**Your objective**
Write each record again exactly as it stands.

(Recorded data)
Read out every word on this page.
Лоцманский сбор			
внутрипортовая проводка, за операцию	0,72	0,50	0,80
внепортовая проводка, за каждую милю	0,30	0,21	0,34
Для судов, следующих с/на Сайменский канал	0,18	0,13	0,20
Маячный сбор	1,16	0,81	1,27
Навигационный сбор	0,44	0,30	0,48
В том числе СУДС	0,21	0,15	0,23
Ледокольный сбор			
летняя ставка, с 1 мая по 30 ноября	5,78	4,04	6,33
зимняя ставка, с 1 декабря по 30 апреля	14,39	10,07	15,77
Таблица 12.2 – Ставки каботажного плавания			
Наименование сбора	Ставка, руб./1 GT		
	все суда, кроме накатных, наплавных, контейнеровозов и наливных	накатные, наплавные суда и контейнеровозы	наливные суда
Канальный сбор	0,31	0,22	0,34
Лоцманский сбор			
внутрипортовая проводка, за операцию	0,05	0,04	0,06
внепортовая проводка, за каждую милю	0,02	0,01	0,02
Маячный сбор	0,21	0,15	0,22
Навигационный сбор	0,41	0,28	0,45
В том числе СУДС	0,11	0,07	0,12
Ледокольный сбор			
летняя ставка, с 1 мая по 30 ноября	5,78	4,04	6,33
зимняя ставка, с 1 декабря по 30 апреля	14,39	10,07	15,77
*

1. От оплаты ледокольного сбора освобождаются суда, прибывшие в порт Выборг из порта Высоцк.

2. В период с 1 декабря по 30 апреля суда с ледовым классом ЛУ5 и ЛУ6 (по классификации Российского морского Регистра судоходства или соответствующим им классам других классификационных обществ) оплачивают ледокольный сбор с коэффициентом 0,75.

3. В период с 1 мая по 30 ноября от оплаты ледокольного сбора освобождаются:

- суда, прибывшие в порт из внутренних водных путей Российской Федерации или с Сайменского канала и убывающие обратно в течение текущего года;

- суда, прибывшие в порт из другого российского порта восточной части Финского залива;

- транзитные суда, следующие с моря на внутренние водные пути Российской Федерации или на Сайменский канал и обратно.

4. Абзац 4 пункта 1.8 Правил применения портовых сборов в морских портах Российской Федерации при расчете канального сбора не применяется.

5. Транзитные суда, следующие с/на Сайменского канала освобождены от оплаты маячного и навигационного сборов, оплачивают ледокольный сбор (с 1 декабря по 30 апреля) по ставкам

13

**Answer to the problem**
Read out every word on this page.
Лоцманский сбор			
внутрипортовая проводка, за операцию	0,72	0,50	0,80
внепортовая проводка, за каждую милю	0,30	0,21	0,34
Для судов, следующих с/на Сайменский канал	0,18	0,13	0,20
Маячный сбор	1,16	0,81	1,27
Навигационный сбор	0,44	0,30	0,48
В том числе СУДС	0,21	0,15	0,23
Ледокольный сбор			
летняя ставка, с 1 мая по 30 ноября	5,78	4,04	6,33
зимняя ставка, с 1 декабря по 30 апреля	14,39	10,07	15,77
Таблица 12.2 – Ставки каботажного плавания			
Наименование сбора	Ставка, руб./1 GT		
	все суда, кроме накатных, наплавных, контейнеровозов и наливных	накатные, наплавные суда и контейнеровозы	наливные суда
Канальный сбор	0,31	0,22	0,34
Лоцманский сбор			
внутрипортовая проводка, за операцию	0,05	0,04	0,06
внепортовая проводка, за каждую милю	0,02	0,01	0,02
Маячный сбор	0,21	0,15	0,22
Навигационный сбор	0,41	0,28	0,45
В том числе СУДС	0,11	0,07	0,12
Ледокольный сбор			
летняя ставка, с 1 мая по 30 ноября	5,78	4,04	6,33
зимняя ставка, с 1 декабря по 30 апреля	14,39	10,07	15,77
*

1. От оплаты ледокольного сбора освобождаются суда, прибывшие в порт Выборг из порта Высоцк.

2. В период с 1 декабря по 30 апреля суда с ледовым классом ЛУ5 и ЛУ6 (по классификации Российского морского Регистра судоходства или соответствующим им классам других классификационных обществ) оплачивают ледокольный сбор с коэффициентом 0,75.

3. В период с 1 мая по 30 ноября от оплаты ледокольного сбора освобождаются:

- суда, прибывшие в порт из внутренних водных путей Российской Федерации или с Сайменского канала и убывающие обратно в течение текущего года;

- суда, прибывшие в порт из другого российского порта восточной части Финского залива;

- транзитные суда, следующие с моря на внутренние водные пути Российской Федерации или на Сайменский канал и обратно.

4. Абзац 4 пункта 1.8 Правил применения портовых сборов в морских портах Российской Федерации при расчете канального сбора не применяется.

5. Транзитные суда, следующие с/на Сайменского канала освобождены от оплаты маячного и навигационного сборов, оплачивают ледокольный сбор (с 1 декабря по 30 апреля) по ставкам

13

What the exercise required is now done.